## THE EXERCISE
Exactly reproduce the entries, dropping any pictures from your copy.

## DATA LISTING
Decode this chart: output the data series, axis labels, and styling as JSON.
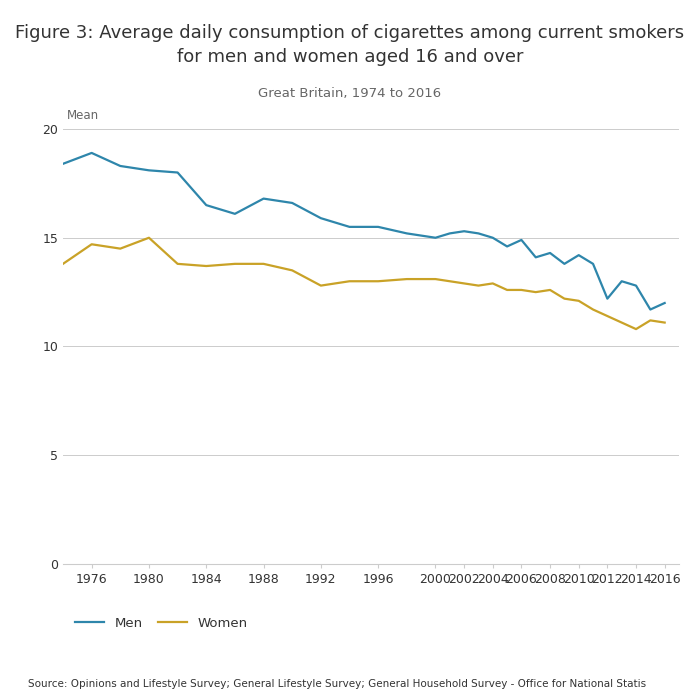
{
  "title": "Figure 3: Average daily consumption of cigarettes among current smokers\nfor men and women aged 16 and over",
  "subtitle": "Great Britain, 1974 to 2016",
  "mean_label": "Mean",
  "source": "Source: Opinions and Lifestyle Survey; General Lifestyle Survey; General Household Survey - Office for National Statis",
  "men_x": [
    1974,
    1976,
    1978,
    1980,
    1982,
    1984,
    1986,
    1988,
    1990,
    1992,
    1994,
    1996,
    1998,
    2000,
    2001,
    2002,
    2003,
    2004,
    2005,
    2006,
    2007,
    2008,
    2009,
    2010,
    2011,
    2012,
    2013,
    2014,
    2015,
    2016
  ],
  "men_y": [
    18.4,
    18.9,
    18.3,
    18.1,
    18.0,
    16.5,
    16.1,
    16.8,
    16.6,
    15.9,
    15.5,
    15.5,
    15.2,
    15.0,
    15.2,
    15.3,
    15.2,
    15.0,
    14.6,
    14.9,
    14.1,
    14.3,
    13.8,
    14.2,
    13.8,
    12.2,
    13.0,
    12.8,
    11.7,
    12.0
  ],
  "women_x": [
    1974,
    1976,
    1978,
    1980,
    1982,
    1984,
    1986,
    1988,
    1990,
    1992,
    1994,
    1996,
    1998,
    2000,
    2001,
    2002,
    2003,
    2004,
    2005,
    2006,
    2007,
    2008,
    2009,
    2010,
    2011,
    2012,
    2013,
    2014,
    2015,
    2016
  ],
  "women_y": [
    13.8,
    14.7,
    14.5,
    15.0,
    13.8,
    13.7,
    13.8,
    13.8,
    13.5,
    12.8,
    13.0,
    13.0,
    13.1,
    13.1,
    13.0,
    12.9,
    12.8,
    12.9,
    12.6,
    12.6,
    12.5,
    12.6,
    12.2,
    12.1,
    11.7,
    11.4,
    11.1,
    10.8,
    11.2,
    11.1
  ],
  "men_color": "#2e86ab",
  "women_color": "#c9a227",
  "grid_color": "#cccccc",
  "title_fontsize": 13,
  "subtitle_fontsize": 9.5,
  "axis_tick_fontsize": 9,
  "ylim": [
    0,
    21
  ],
  "yticks": [
    0,
    5,
    10,
    15,
    20
  ],
  "xticks": [
    1976,
    1980,
    1984,
    1988,
    1992,
    1996,
    2000,
    2002,
    2004,
    2006,
    2008,
    2010,
    2012,
    2014,
    2016
  ],
  "legend_men": "Men",
  "legend_women": "Women",
  "legend_fontsize": 9.5,
  "source_fontsize": 7.5,
  "text_color": "#333333",
  "light_text_color": "#666666"
}
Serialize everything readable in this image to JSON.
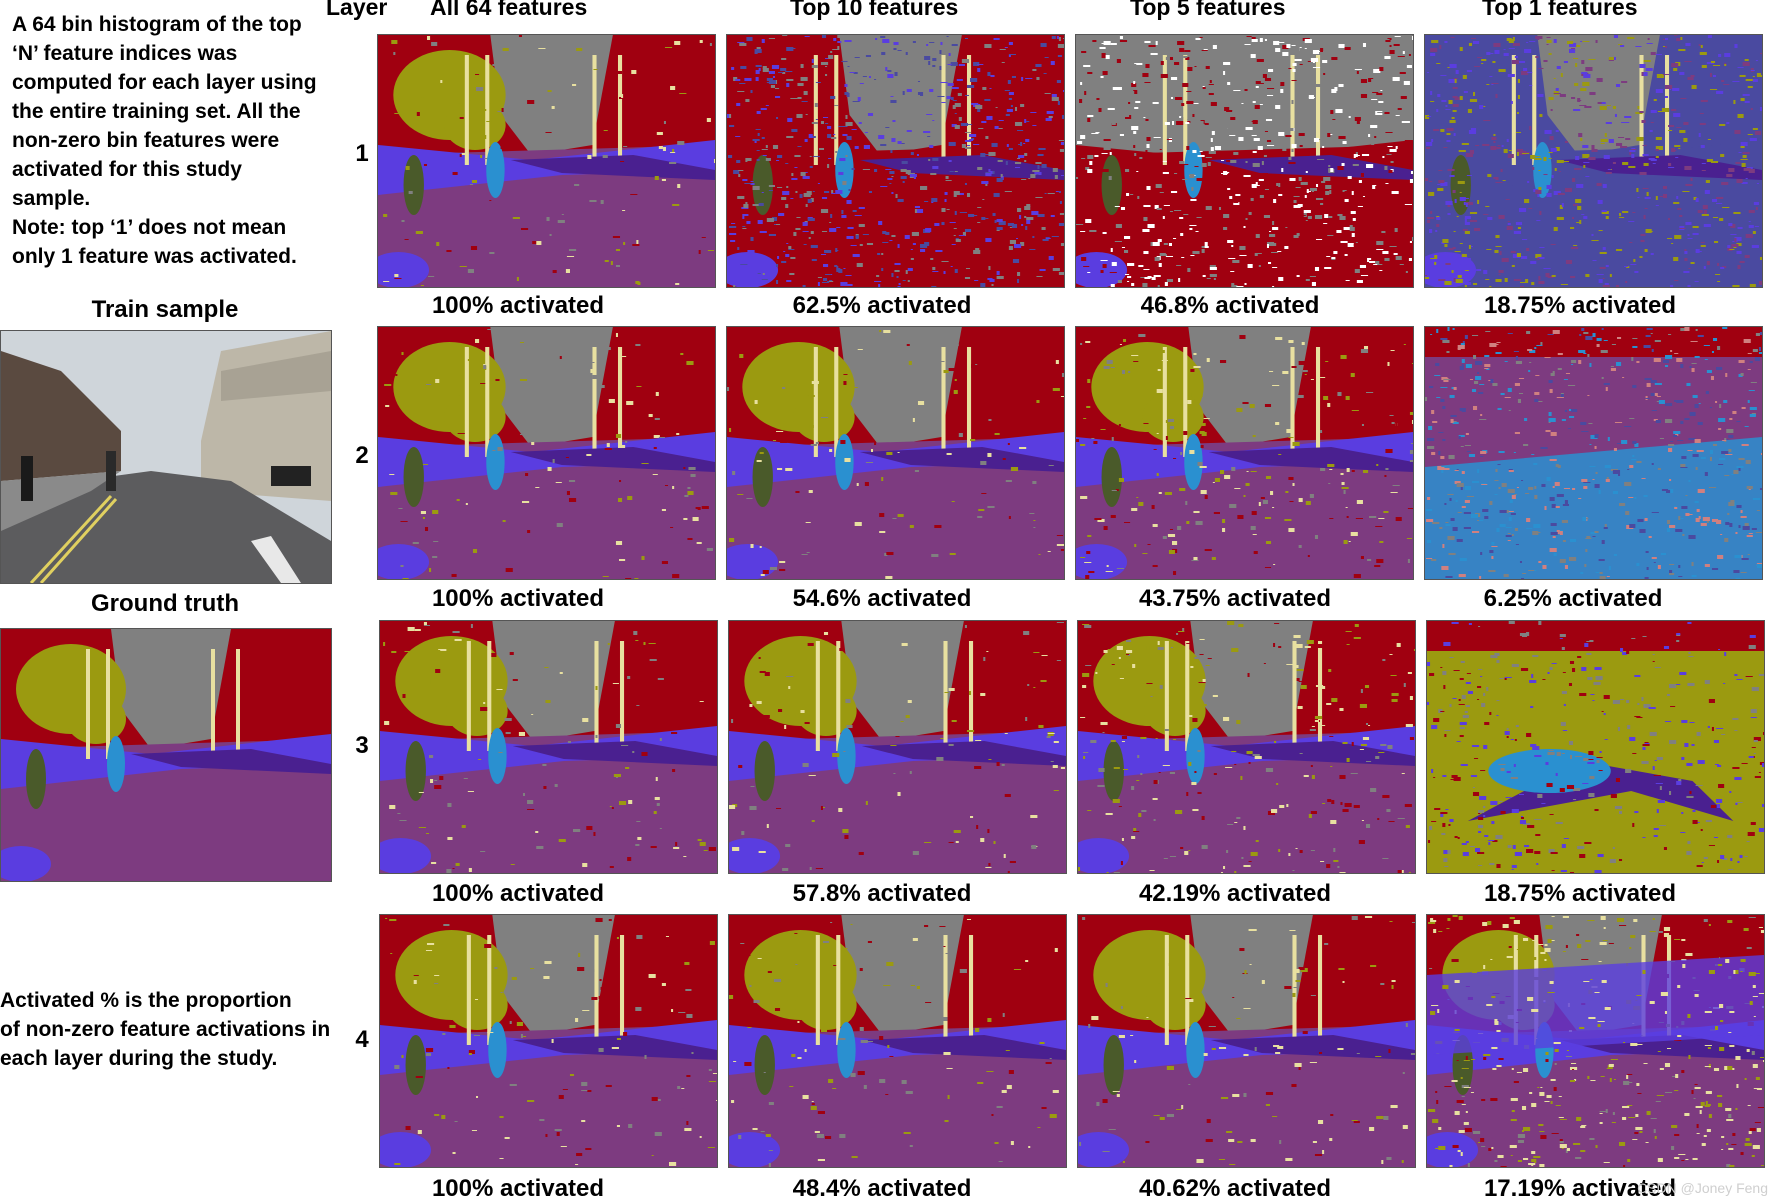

## COMPLETED TASK
Decode this chart: output the data series, axis labels, and styling as JSON.
{
  "title": "Figure 3: Average daily consumption of cigarettes among current smokers\nfor men and women aged 16 and over",
  "subtitle": "Great Britain, 1974 to 2016",
  "mean_label": "Mean",
  "source": "Source: Opinions and Lifestyle Survey; General Lifestyle Survey; General Household Survey - Office for National Statis",
  "men_x": [
    1974,
    1976,
    1978,
    1980,
    1982,
    1984,
    1986,
    1988,
    1990,
    1992,
    1994,
    1996,
    1998,
    2000,
    2001,
    2002,
    2003,
    2004,
    2005,
    2006,
    2007,
    2008,
    2009,
    2010,
    2011,
    2012,
    2013,
    2014,
    2015,
    2016
  ],
  "men_y": [
    18.4,
    18.9,
    18.3,
    18.1,
    18.0,
    16.5,
    16.1,
    16.8,
    16.6,
    15.9,
    15.5,
    15.5,
    15.2,
    15.0,
    15.2,
    15.3,
    15.2,
    15.0,
    14.6,
    14.9,
    14.1,
    14.3,
    13.8,
    14.2,
    13.8,
    12.2,
    13.0,
    12.8,
    11.7,
    12.0
  ],
  "women_x": [
    1974,
    1976,
    1978,
    1980,
    1982,
    1984,
    1986,
    1988,
    1990,
    1992,
    1994,
    1996,
    1998,
    2000,
    2001,
    2002,
    2003,
    2004,
    2005,
    2006,
    2007,
    2008,
    2009,
    2010,
    2011,
    2012,
    2013,
    2014,
    2015,
    2016
  ],
  "women_y": [
    13.8,
    14.7,
    14.5,
    15.0,
    13.8,
    13.7,
    13.8,
    13.8,
    13.5,
    12.8,
    13.0,
    13.0,
    13.1,
    13.1,
    13.0,
    12.9,
    12.8,
    12.9,
    12.6,
    12.6,
    12.5,
    12.6,
    12.2,
    12.1,
    11.7,
    11.4,
    11.1,
    10.8,
    11.2,
    11.1
  ],
  "men_color": "#2e86ab",
  "women_color": "#c9a227",
  "grid_color": "#cccccc",
  "title_fontsize": 13,
  "subtitle_fontsize": 9.5,
  "axis_tick_fontsize": 9,
  "ylim": [
    0,
    21
  ],
  "yticks": [
    0,
    5,
    10,
    15,
    20
  ],
  "xticks": [
    1976,
    1980,
    1984,
    1988,
    1992,
    1996,
    2000,
    2002,
    2004,
    2006,
    2008,
    2010,
    2012,
    2014,
    2016
  ],
  "legend_men": "Men",
  "legend_women": "Women",
  "legend_fontsize": 9.5,
  "source_fontsize": 7.5,
  "text_color": "#333333",
  "light_text_color": "#666666"
}
Serialize everything readable in this image to JSON.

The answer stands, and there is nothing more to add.